**REQUEST:**
From the records, pick out and copy each line containing "text".

____

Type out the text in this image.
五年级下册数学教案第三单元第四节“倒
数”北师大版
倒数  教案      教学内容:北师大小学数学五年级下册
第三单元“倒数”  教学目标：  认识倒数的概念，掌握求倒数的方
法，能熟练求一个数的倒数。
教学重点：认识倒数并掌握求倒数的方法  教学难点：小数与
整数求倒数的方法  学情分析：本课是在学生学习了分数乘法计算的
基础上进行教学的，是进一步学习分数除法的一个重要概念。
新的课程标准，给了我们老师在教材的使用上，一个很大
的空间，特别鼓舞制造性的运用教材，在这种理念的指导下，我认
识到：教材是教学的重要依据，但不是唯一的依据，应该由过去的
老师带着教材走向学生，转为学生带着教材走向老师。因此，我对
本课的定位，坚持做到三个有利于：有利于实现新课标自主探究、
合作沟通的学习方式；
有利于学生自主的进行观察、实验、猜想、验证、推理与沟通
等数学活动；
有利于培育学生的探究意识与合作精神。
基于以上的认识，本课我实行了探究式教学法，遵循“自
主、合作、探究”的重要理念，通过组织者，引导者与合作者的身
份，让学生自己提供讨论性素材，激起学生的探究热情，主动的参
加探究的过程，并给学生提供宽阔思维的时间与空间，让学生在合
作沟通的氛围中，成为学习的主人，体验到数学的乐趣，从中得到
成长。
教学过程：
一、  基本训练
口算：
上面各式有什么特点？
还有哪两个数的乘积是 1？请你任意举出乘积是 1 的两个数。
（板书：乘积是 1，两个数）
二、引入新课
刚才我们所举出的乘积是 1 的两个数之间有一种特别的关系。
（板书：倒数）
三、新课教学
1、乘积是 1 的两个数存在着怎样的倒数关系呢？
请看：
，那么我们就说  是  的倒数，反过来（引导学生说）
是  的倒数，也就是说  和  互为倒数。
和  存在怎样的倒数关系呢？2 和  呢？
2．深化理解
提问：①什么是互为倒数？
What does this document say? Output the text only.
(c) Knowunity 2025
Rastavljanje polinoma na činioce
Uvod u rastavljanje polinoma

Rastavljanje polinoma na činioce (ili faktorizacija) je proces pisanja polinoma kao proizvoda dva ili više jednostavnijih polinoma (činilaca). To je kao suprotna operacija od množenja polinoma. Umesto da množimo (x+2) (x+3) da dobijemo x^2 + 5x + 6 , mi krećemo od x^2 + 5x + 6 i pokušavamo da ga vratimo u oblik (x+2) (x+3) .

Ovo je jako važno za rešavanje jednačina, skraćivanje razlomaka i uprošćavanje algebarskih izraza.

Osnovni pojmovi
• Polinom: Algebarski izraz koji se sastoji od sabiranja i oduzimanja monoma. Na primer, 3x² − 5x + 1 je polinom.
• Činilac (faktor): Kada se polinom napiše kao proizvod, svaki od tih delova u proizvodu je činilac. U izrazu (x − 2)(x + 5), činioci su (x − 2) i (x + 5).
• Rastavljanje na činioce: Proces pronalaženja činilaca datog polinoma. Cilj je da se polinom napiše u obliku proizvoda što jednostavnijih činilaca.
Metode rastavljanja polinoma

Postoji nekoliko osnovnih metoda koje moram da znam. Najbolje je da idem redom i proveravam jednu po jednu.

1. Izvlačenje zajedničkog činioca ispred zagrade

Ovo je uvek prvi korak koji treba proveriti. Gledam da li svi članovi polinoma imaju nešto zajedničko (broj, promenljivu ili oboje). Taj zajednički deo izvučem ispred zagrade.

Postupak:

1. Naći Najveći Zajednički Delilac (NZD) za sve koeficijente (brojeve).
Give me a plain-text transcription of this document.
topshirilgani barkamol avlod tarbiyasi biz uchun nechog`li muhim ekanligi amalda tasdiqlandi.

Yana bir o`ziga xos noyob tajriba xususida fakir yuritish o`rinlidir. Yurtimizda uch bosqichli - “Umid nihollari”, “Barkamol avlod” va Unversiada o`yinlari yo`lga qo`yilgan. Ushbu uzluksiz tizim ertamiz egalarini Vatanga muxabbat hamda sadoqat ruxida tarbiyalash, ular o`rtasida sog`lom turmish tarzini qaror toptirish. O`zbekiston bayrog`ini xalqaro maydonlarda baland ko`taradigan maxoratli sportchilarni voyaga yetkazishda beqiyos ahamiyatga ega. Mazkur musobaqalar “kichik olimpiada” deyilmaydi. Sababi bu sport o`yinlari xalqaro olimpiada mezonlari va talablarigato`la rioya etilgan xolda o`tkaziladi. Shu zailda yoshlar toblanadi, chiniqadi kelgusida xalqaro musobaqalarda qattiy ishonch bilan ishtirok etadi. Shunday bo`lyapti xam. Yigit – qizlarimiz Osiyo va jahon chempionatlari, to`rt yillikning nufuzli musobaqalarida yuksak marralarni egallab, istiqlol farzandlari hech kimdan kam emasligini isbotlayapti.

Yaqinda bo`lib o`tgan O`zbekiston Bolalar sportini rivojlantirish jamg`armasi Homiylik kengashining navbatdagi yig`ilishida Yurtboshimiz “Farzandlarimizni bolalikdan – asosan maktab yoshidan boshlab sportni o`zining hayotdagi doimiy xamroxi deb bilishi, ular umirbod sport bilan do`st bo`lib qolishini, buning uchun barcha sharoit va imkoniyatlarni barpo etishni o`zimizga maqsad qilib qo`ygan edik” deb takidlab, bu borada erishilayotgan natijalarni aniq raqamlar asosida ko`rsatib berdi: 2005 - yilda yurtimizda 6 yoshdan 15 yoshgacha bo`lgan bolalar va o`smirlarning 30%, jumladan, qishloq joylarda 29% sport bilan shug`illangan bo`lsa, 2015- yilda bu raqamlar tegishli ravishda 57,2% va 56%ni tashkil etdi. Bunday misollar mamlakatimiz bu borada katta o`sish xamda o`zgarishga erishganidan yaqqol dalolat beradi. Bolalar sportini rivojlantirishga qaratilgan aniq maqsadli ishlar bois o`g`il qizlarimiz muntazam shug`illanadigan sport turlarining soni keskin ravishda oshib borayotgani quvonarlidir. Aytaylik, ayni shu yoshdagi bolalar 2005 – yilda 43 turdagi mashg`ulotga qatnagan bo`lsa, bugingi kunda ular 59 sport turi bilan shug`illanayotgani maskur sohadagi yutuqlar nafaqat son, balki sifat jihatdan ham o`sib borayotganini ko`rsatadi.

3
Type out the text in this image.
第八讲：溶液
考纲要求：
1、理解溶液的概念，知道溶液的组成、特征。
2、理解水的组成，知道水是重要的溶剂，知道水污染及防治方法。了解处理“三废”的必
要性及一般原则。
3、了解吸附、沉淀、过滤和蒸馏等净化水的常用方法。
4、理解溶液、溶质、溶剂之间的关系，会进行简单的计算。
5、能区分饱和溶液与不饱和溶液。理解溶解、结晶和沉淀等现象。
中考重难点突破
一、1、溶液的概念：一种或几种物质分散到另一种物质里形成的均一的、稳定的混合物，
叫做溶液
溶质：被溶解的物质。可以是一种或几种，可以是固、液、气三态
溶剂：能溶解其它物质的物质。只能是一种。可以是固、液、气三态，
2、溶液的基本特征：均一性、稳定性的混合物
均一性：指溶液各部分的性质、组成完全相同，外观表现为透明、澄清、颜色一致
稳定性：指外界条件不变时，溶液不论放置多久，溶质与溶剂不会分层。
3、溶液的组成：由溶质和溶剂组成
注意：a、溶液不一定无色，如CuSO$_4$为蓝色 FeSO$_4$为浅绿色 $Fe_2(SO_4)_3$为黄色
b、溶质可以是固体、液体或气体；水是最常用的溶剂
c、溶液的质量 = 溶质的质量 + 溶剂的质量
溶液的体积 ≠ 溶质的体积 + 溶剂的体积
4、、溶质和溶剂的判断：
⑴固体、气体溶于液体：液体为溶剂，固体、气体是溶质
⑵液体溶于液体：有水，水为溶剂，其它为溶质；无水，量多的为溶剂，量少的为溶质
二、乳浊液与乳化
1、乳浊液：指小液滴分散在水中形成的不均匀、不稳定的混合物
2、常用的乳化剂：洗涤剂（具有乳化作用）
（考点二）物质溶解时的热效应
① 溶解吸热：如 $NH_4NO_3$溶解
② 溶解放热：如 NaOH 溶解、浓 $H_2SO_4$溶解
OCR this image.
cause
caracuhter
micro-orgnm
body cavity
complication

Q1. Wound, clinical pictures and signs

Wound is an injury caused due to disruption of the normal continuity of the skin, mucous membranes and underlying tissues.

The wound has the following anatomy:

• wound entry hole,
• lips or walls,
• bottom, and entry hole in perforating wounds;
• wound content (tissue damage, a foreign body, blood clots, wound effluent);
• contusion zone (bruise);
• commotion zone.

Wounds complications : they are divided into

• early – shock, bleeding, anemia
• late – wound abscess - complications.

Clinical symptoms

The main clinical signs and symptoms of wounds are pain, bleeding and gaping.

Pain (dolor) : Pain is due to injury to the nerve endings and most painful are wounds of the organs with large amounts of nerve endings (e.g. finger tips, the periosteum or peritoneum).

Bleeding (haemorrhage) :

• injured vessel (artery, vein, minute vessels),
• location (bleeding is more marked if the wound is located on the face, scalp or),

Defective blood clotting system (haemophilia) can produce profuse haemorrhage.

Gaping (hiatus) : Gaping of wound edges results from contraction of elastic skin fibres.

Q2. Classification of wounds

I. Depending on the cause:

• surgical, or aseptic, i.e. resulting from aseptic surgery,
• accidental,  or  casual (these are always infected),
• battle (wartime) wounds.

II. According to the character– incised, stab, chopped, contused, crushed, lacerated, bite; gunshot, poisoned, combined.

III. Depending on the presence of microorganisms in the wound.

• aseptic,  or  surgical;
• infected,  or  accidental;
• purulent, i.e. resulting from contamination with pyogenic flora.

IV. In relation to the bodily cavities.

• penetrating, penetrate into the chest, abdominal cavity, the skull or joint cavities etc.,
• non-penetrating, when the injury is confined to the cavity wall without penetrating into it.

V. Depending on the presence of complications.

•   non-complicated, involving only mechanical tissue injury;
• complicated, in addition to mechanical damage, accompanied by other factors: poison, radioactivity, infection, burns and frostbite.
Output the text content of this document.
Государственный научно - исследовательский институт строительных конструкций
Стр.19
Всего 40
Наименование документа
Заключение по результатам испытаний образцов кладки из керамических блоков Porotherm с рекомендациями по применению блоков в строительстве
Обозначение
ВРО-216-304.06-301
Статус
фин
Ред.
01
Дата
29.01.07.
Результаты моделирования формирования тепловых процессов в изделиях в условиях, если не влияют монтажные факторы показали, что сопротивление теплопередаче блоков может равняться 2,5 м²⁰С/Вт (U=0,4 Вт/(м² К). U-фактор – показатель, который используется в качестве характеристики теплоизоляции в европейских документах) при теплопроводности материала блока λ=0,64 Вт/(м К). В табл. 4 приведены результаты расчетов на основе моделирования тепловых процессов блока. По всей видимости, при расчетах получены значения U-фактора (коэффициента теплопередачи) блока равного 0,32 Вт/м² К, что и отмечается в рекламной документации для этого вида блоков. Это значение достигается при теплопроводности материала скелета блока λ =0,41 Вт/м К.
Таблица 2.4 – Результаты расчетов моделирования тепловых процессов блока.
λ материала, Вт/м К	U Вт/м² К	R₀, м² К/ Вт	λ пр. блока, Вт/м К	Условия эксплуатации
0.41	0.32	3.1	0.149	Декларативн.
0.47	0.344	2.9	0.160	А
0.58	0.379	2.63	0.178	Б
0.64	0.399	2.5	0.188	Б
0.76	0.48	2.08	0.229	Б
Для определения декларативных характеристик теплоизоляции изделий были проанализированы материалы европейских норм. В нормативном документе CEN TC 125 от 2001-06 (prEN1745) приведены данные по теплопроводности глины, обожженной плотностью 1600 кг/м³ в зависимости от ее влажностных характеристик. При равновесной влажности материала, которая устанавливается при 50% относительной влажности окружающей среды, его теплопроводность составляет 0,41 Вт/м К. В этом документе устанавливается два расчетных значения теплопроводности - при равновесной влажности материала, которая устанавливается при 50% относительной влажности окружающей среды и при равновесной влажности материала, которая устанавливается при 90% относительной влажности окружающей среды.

____

**FINAL ANSWER:**
Type out the text in this image.
What does this document say? Output the text only.
Give me a plain-text transcription of this document.
Type out the text in this image.
Output the text content of this document.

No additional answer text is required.